Task »
Please list all lines of the material below in which the string "plain" occurs.

## START Input rows

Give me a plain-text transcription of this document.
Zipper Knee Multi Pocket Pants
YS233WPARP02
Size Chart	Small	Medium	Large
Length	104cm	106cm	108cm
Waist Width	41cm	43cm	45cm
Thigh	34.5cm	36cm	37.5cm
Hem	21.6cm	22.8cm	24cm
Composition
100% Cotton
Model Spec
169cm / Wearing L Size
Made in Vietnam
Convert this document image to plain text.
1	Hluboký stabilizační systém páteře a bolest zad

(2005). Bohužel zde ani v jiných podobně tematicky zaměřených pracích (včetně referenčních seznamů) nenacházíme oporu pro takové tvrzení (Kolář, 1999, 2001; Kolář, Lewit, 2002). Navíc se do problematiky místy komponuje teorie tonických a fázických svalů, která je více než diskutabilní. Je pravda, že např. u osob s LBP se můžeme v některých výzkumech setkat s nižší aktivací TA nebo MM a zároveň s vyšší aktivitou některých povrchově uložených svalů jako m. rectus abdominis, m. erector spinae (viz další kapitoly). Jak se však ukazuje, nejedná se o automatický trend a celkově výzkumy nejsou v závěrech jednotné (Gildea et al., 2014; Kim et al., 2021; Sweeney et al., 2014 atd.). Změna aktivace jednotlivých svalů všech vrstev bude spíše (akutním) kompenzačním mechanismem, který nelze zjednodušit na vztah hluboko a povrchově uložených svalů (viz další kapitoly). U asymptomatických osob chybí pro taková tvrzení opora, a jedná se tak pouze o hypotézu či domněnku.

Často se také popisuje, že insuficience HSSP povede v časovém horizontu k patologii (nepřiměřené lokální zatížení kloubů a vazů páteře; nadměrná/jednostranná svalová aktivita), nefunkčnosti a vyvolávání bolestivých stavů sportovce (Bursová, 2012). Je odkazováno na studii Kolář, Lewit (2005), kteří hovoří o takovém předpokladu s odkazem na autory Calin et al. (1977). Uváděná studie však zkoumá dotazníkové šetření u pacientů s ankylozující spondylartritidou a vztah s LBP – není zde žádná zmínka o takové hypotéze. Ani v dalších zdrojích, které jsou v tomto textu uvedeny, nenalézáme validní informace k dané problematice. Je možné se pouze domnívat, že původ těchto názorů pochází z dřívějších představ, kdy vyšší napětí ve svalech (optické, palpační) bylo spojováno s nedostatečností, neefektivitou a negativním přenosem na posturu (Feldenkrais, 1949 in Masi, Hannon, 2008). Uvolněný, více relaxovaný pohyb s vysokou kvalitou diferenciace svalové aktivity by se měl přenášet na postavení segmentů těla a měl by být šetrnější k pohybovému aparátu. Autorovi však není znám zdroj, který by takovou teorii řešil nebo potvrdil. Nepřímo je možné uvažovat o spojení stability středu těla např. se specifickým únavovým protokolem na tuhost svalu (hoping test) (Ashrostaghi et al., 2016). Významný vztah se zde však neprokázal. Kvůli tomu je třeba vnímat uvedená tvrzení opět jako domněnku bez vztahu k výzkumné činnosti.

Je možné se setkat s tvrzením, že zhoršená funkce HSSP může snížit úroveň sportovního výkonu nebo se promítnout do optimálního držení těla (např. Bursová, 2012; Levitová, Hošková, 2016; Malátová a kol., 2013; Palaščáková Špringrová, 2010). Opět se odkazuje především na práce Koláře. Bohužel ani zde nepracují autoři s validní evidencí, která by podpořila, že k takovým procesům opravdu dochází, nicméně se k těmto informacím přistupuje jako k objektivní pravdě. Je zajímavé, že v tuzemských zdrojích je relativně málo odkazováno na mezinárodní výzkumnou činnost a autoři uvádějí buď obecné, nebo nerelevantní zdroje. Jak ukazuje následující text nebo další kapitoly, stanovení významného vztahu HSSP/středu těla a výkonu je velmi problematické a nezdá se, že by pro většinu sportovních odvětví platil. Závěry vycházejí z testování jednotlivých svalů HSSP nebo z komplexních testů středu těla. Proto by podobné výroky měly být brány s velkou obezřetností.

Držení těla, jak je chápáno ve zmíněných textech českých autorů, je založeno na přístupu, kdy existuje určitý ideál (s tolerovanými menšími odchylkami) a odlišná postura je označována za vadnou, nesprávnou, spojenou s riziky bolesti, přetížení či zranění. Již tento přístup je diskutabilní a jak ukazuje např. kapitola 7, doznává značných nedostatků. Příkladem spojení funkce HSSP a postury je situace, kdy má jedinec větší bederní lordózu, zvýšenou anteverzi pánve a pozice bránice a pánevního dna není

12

## END Input rows

Result for this task »
Give me a plain-text transcription of this document.
Convert this document image to plain text.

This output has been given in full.